DATA SHOWN
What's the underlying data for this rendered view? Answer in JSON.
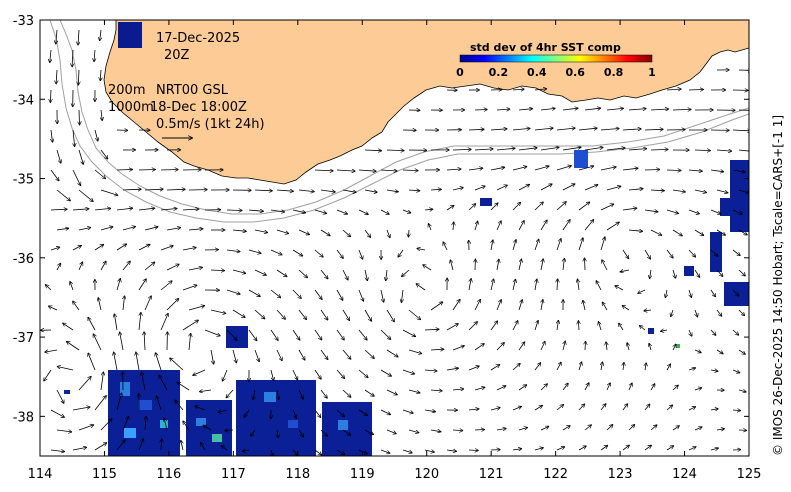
{
  "info": {
    "date": "17-Dec-2025",
    "hour": "20Z",
    "depth_200": "200m",
    "depth_1000": "1000m",
    "product": "NRT00 GSL",
    "valid_time": "18-Dec 18:00Z",
    "arrow_scale": "0.5m/s (1kt 24h)"
  },
  "colorbar": {
    "title": "std dev of 4hr SST comp",
    "ticks": [
      "0",
      "0.2",
      "0.4",
      "0.6",
      "0.8",
      "1"
    ],
    "colors": [
      "#00008f",
      "#0000ff",
      "#007fff",
      "#00ffff",
      "#7fff7f",
      "#ffff00",
      "#ff7f00",
      "#ff0000",
      "#7f0000"
    ]
  },
  "side_text": "© IMOS 26-Dec-2025 14:50 Hobart; Tscale=CARS+[-1 1]",
  "axes": {
    "x_ticks": [
      "114",
      "115",
      "116",
      "117",
      "118",
      "119",
      "120",
      "121",
      "122",
      "123",
      "124",
      "125"
    ],
    "y_ticks": [
      "-33",
      "-34",
      "-35",
      "-36",
      "-37",
      "-38"
    ],
    "xlim": [
      114,
      125
    ],
    "ylim": [
      -38.5,
      -33
    ]
  },
  "colors": {
    "land": "#fdcb96",
    "isobath": "#a0a0a0"
  }
}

STATED EXERCISE
Each line of the data is to be duplicated exactly; pictures stay out of the copy.

THE RESPONSE
What's the underlying data for this rendered view? Answer in JSON.
{
  "info": {
    "date": "17-Dec-2025",
    "hour": "20Z",
    "depth_200": "200m",
    "depth_1000": "1000m",
    "product": "NRT00 GSL",
    "valid_time": "18-Dec 18:00Z",
    "arrow_scale": "0.5m/s (1kt 24h)"
  },
  "colorbar": {
    "title": "std dev of 4hr SST comp",
    "ticks": [
      "0",
      "0.2",
      "0.4",
      "0.6",
      "0.8",
      "1"
    ],
    "colors": [
      "#00008f",
      "#0000ff",
      "#007fff",
      "#00ffff",
      "#7fff7f",
      "#ffff00",
      "#ff7f00",
      "#ff0000",
      "#7f0000"
    ]
  },
  "side_text": "© IMOS 26-Dec-2025 14:50 Hobart; Tscale=CARS+[-1 1]",
  "axes": {
    "x_ticks": [
      "114",
      "115",
      "116",
      "117",
      "118",
      "119",
      "120",
      "121",
      "122",
      "123",
      "124",
      "125"
    ],
    "y_ticks": [
      "-33",
      "-34",
      "-35",
      "-36",
      "-37",
      "-38"
    ],
    "xlim": [
      114,
      125
    ],
    "ylim": [
      -38.5,
      -33
    ]
  },
  "colors": {
    "land": "#fdcb96",
    "isobath": "#a0a0a0"
  }
}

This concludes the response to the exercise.